Польза философии. Оценка добром. Поразительное разнообразие

Желать и бояться — вот два главных стимула человеческой деятельности. Всякий страх непременно предполагает что-либо дурное, всякое желание, наоборот, имеет в виду добро. Но в чем же состоят наши истинные несчастья и наши настоящие радости? Какими средствами можем мы избежать первых и достичь вторых? Разрешение этих вопросов составляет главную цель философии, которая хотя и не отказывается от преследования всякой истины, но все-таки ставит человека главным предметом своих исследований, мудрость своею главной целью, а нравственность лучшим средством для ее достижения. Поэтому философию следует преимущественно назвать школой счастья или наукою жизни.

Польза, приносимая прочими науками, преходяща, польза философии — постоянна.

Она составляет достояние всех стран, всех веков и всех классов общества. Нет такого момента нашей жизни, в который бы не оказалась она для нас важным руководителем, указывающим нам наши обязанности, наши наслаждения и предостерегающим от грозящих нам бед. Она облагораживает наше существование, возвышает душу, заставляя ее думать о своем происхождении и отрешая от той тины обыденных мелочей, среди которых живет и мучается толпа. Ее взгляды и выводы доставляют нашему уму ту настоящую пищу, которая его укрепляет, интересует и живит. Ее независимость от предвзятых мнений освобождает наш дух от рабства и предрассудков и воображаемых потребностей. Она учит нас пользоваться дозволенными наслаждениями, не делаясь их рабами, и предотвращать благоразумием неизбежное в противном случае раскаяние.

** Набор заданий **
**1)** Ответь на вопросы по тексту о пользе философии:
(а) Какие два главных стимула человеческой деятельности в нем названы?
(б) Как, по тексту, преимущественно следует назвать философию?
(в) Чем польза философии отличается от пользы прочих наук?
**2)** Продолжи текст о пользе философии, начав сразу после его последнего предложения.

** Исходные данные **
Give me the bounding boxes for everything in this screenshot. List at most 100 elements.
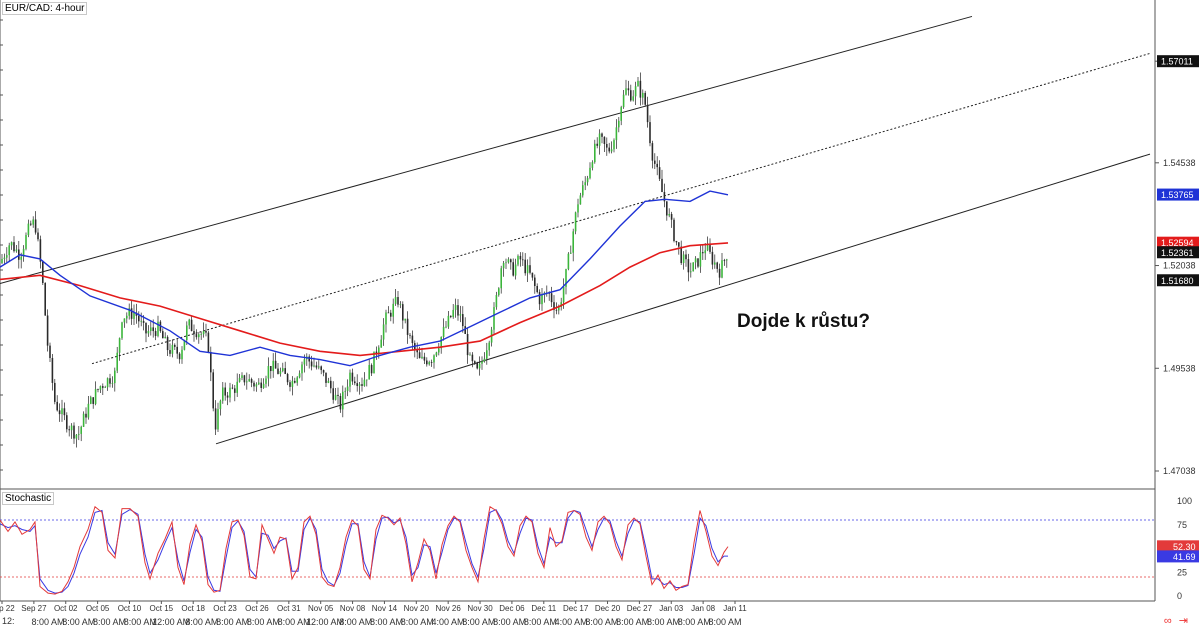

** Ответы к заданиям **
**1)**
(а) Желать и бояться.
(б) Школой счастья или наукою жизни.
(в) Польза прочих наук преходяща, а польза философии постоянна.

**2)**
При ее посредстве намерения наши получают более уверенности, довольство становится приятнее, беда и горе более сносными. При сближении с другими людьми она дает нам возможность сильнее чувствовать наши радости, а в несчастьях учит утешаться верой в лучшее будущее. Она одна дает нам силы беспрекословно подчиняться судьбе, умерять наши требования и поступки согласно положению, в которое мы поставлены; жить в добром мире как с самим собой, так и с другими, быть снисходительными к недостаткам, добродушно прощать людям их несправедливости, любить своих ближних, жалеть их и стараться оказывать им услуги.

Время изменяет все — так и слово философия, то есть любовь к мудрости, нынче почти потеряло это значение. В наше время на троне ее самозванно царят физики и математики, подобно тому, как в средние века значение философии было поколеблено бессмысленной схоластикой. Если бы могли воскреснуть Сократ, Эпикур и Зенон, то как бы они удивились, увидя, что любой математик или химик имеет более права на имя философа, чем они!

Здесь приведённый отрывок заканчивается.